==== Provided data ====

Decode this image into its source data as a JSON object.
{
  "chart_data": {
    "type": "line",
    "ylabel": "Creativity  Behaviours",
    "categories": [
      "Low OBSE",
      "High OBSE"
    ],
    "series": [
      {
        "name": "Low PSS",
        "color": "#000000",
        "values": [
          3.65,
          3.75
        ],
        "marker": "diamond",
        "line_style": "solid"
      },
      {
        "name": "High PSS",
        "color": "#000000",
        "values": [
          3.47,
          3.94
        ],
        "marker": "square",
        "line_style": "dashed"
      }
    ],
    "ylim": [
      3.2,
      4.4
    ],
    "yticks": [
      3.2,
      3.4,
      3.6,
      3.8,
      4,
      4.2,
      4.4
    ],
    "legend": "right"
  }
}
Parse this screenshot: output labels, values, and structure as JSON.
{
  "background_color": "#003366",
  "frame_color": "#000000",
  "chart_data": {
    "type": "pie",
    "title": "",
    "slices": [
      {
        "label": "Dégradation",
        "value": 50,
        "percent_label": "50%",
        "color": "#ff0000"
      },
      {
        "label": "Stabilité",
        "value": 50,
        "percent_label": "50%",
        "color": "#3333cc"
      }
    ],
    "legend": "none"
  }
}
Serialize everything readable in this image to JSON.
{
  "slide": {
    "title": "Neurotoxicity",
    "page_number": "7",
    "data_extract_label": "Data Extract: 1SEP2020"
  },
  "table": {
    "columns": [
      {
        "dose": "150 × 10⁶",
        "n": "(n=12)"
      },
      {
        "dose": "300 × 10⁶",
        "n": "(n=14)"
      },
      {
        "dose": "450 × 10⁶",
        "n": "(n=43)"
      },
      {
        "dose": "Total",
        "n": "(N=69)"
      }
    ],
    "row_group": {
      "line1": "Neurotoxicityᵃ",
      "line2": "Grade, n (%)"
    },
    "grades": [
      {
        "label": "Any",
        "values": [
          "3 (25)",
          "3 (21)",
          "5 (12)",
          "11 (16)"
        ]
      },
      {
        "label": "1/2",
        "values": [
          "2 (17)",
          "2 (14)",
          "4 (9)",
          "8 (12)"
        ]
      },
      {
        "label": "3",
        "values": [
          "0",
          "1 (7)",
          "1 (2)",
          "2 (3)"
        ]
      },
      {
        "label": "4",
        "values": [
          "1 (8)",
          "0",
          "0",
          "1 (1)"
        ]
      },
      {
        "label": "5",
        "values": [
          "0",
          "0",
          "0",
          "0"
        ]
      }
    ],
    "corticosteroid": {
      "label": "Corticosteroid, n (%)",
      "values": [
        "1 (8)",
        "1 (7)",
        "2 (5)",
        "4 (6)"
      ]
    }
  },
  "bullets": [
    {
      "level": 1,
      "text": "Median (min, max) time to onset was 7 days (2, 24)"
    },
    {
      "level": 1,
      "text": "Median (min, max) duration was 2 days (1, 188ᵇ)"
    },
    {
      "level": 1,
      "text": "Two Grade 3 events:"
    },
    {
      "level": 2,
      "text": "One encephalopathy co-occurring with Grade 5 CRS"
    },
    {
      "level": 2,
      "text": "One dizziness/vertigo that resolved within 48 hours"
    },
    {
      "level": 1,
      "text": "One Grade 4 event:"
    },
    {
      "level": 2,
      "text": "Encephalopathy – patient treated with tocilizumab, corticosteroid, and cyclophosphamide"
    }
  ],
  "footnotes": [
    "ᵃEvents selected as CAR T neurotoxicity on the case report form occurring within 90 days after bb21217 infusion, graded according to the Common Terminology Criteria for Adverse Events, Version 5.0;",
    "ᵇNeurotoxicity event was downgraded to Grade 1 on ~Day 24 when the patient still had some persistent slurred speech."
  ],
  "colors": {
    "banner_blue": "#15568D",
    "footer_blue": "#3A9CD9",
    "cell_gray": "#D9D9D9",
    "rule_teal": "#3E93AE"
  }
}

====

**The problem**. Reproduce the records above exactly as they appear.

**Answer to the task**.
Decode this image into its source data as a JSON object.
{
  "chart_data": {
    "type": "line",
    "ylabel": "Creativity  Behaviours",
    "categories": [
      "Low OBSE",
      "High OBSE"
    ],
    "series": [
      {
        "name": "Low PSS",
        "color": "#000000",
        "values": [
          3.65,
          3.75
        ],
        "marker": "diamond",
        "line_style": "solid"
      },
      {
        "name": "High PSS",
        "color": "#000000",
        "values": [
          3.47,
          3.94
        ],
        "marker": "square",
        "line_style": "dashed"
      }
    ],
    "ylim": [
      3.2,
      4.4
    ],
    "yticks": [
      3.2,
      3.4,
      3.6,
      3.8,
      4,
      4.2,
      4.4
    ],
    "legend": "right"
  }
}
Parse this screenshot: output labels, values, and structure as JSON.
{
  "background_color": "#003366",
  "frame_color": "#000000",
  "chart_data": {
    "type": "pie",
    "title": "",
    "slices": [
      {
        "label": "Dégradation",
        "value": 50,
        "percent_label": "50%",
        "color": "#ff0000"
      },
      {
        "label": "Stabilité",
        "value": 50,
        "percent_label": "50%",
        "color": "#3333cc"
      }
    ],
    "legend": "none"
  }
}
Serialize everything readable in this image to JSON.
{
  "slide": {
    "title": "Neurotoxicity",
    "page_number": "7",
    "data_extract_label": "Data Extract: 1SEP2020"
  },
  "table": {
    "columns": [
      {
        "dose": "150 × 10⁶",
        "n": "(n=12)"
      },
      {
        "dose": "300 × 10⁶",
        "n": "(n=14)"
      },
      {
        "dose": "450 × 10⁶",
        "n": "(n=43)"
      },
      {
        "dose": "Total",
        "n": "(N=69)"
      }
    ],
    "row_group": {
      "line1": "Neurotoxicityᵃ",
      "line2": "Grade, n (%)"
    },
    "grades": [
      {
        "label": "Any",
        "values": [
          "3 (25)",
          "3 (21)",
          "5 (12)",
          "11 (16)"
        ]
      },
      {
        "label": "1/2",
        "values": [
          "2 (17)",
          "2 (14)",
          "4 (9)",
          "8 (12)"
        ]
      },
      {
        "label": "3",
        "values": [
          "0",
          "1 (7)",
          "1 (2)",
          "2 (3)"
        ]
      },
      {
        "label": "4",
        "values": [
          "1 (8)",
          "0",
          "0",
          "1 (1)"
        ]
      },
      {
        "label": "5",
        "values": [
          "0",
          "0",
          "0",
          "0"
        ]
      }
    ],
    "corticosteroid": {
      "label": "Corticosteroid, n (%)",
      "values": [
        "1 (8)",
        "1 (7)",
        "2 (5)",
        "4 (6)"
      ]
    }
  },
  "bullets": [
    {
      "level": 1,
      "text": "Median (min, max) time to onset was 7 days (2, 24)"
    },
    {
      "level": 1,
      "text": "Median (min, max) duration was 2 days (1, 188ᵇ)"
    },
    {
      "level": 1,
      "text": "Two Grade 3 events:"
    },
    {
      "level": 2,
      "text": "One encephalopathy co-occurring with Grade 5 CRS"
    },
    {
      "level": 2,
      "text": "One dizziness/vertigo that resolved within 48 hours"
    },
    {
      "level": 1,
      "text": "One Grade 4 event:"
    },
    {
      "level": 2,
      "text": "Encephalopathy – patient treated with tocilizumab, corticosteroid, and cyclophosphamide"
    }
  ],
  "footnotes": [
    "ᵃEvents selected as CAR T neurotoxicity on the case report form occurring within 90 days after bb21217 infusion, graded according to the Common Terminology Criteria for Adverse Events, Version 5.0;",
    "ᵇNeurotoxicity event was downgraded to Grade 1 on ~Day 24 when the patient still had some persistent slurred speech."
  ],
  "colors": {
    "banner_blue": "#15568D",
    "footer_blue": "#3A9CD9",
    "cell_gray": "#D9D9D9",
    "rule_teal": "#3E93AE"
  }
}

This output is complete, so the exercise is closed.